▶ **Aim**
Copy each line of the listing below exactly.
#### The records
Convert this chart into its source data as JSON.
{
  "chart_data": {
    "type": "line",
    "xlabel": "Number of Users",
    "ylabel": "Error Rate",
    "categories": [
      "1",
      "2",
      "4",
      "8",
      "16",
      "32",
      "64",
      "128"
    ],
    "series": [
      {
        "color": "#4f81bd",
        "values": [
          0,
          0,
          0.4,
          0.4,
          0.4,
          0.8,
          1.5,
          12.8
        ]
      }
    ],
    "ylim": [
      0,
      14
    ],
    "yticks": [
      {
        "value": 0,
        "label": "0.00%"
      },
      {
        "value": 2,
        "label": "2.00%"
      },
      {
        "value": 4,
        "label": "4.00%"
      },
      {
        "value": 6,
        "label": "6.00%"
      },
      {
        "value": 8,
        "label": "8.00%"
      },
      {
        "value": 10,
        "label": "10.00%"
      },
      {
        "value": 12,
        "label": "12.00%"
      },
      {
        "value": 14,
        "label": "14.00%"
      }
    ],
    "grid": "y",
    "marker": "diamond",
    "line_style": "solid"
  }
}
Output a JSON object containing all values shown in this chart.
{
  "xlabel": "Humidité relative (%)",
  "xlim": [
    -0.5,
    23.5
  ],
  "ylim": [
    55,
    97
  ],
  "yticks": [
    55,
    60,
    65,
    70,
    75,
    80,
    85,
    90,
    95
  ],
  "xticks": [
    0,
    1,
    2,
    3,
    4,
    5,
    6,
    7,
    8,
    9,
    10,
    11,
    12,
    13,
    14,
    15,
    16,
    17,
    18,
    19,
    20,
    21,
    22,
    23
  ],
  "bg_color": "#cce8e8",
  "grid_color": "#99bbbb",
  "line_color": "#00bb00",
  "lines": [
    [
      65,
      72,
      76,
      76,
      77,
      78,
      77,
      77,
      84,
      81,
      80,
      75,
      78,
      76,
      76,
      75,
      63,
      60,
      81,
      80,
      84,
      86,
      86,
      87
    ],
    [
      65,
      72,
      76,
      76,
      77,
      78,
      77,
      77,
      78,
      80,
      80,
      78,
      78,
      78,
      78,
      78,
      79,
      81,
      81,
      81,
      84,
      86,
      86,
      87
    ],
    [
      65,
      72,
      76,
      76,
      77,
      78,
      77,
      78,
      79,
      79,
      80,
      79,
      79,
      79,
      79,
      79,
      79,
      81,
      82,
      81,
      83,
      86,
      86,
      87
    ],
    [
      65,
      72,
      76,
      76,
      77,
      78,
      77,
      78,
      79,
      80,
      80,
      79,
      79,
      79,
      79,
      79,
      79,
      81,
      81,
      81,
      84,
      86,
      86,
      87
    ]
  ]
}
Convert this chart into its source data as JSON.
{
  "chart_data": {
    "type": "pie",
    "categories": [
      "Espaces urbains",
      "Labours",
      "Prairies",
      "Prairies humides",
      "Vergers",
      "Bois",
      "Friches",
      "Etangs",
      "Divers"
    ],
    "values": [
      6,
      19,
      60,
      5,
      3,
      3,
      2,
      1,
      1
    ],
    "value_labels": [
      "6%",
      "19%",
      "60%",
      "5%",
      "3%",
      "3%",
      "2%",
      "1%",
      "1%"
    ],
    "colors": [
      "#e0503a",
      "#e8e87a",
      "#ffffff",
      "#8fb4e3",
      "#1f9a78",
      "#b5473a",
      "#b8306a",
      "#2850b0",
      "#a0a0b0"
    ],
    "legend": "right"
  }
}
########
▶ **Output of the task**
Convert this chart into its source data as JSON.
{
  "chart_data": {
    "type": "line",
    "xlabel": "Number of Users",
    "ylabel": "Error Rate",
    "categories": [
      "1",
      "2",
      "4",
      "8",
      "16",
      "32",
      "64",
      "128"
    ],
    "series": [
      {
        "color": "#4f81bd",
        "values": [
          0,
          0,
          0.4,
          0.4,
          0.4,
          0.8,
          1.5,
          12.8
        ]
      }
    ],
    "ylim": [
      0,
      14
    ],
    "yticks": [
      {
        "value": 0,
        "label": "0.00%"
      },
      {
        "value": 2,
        "label": "2.00%"
      },
      {
        "value": 4,
        "label": "4.00%"
      },
      {
        "value": 6,
        "label": "6.00%"
      },
      {
        "value": 8,
        "label": "8.00%"
      },
      {
        "value": 10,
        "label": "10.00%"
      },
      {
        "value": 12,
        "label": "12.00%"
      },
      {
        "value": 14,
        "label": "14.00%"
      }
    ],
    "grid": "y",
    "marker": "diamond",
    "line_style": "solid"
  }
}
Output a JSON object containing all values shown in this chart.
{
  "xlabel": "Humidité relative (%)",
  "xlim": [
    -0.5,
    23.5
  ],
  "ylim": [
    55,
    97
  ],
  "yticks": [
    55,
    60,
    65,
    70,
    75,
    80,
    85,
    90,
    95
  ],
  "xticks": [
    0,
    1,
    2,
    3,
    4,
    5,
    6,
    7,
    8,
    9,
    10,
    11,
    12,
    13,
    14,
    15,
    16,
    17,
    18,
    19,
    20,
    21,
    22,
    23
  ],
  "bg_color": "#cce8e8",
  "grid_color": "#99bbbb",
  "line_color": "#00bb00",
  "lines": [
    [
      65,
      72,
      76,
      76,
      77,
      78,
      77,
      77,
      84,
      81,
      80,
      75,
      78,
      76,
      76,
      75,
      63,
      60,
      81,
      80,
      84,
      86,
      86,
      87
    ],
    [
      65,
      72,
      76,
      76,
      77,
      78,
      77,
      77,
      78,
      80,
      80,
      78,
      78,
      78,
      78,
      78,
      79,
      81,
      81,
      81,
      84,
      86,
      86,
      87
    ],
    [
      65,
      72,
      76,
      76,
      77,
      78,
      77,
      78,
      79,
      79,
      80,
      79,
      79,
      79,
      79,
      79,
      79,
      81,
      82,
      81,
      83,
      86,
      86,
      87
    ],
    [
      65,
      72,
      76,
      76,
      77,
      78,
      77,
      78,
      79,
      80,
      80,
      79,
      79,
      79,
      79,
      79,
      79,
      81,
      81,
      81,
      84,
      86,
      86,
      87
    ]
  ]
}
Convert this chart into its source data as JSON.
{
  "chart_data": {
    "type": "pie",
    "categories": [
      "Espaces urbains",
      "Labours",
      "Prairies",
      "Prairies humides",
      "Vergers",
      "Bois",
      "Friches",
      "Etangs",
      "Divers"
    ],
    "values": [
      6,
      19,
      60,
      5,
      3,
      3,
      2,
      1,
      1
    ],
    "value_labels": [
      "6%",
      "19%",
      "60%",
      "5%",
      "3%",
      "3%",
      "2%",
      "1%",
      "1%"
    ],
    "colors": [
      "#e0503a",
      "#e8e87a",
      "#ffffff",
      "#8fb4e3",
      "#1f9a78",
      "#b5473a",
      "#b8306a",
      "#2850b0",
      "#a0a0b0"
    ],
    "legend": "right"
  }
}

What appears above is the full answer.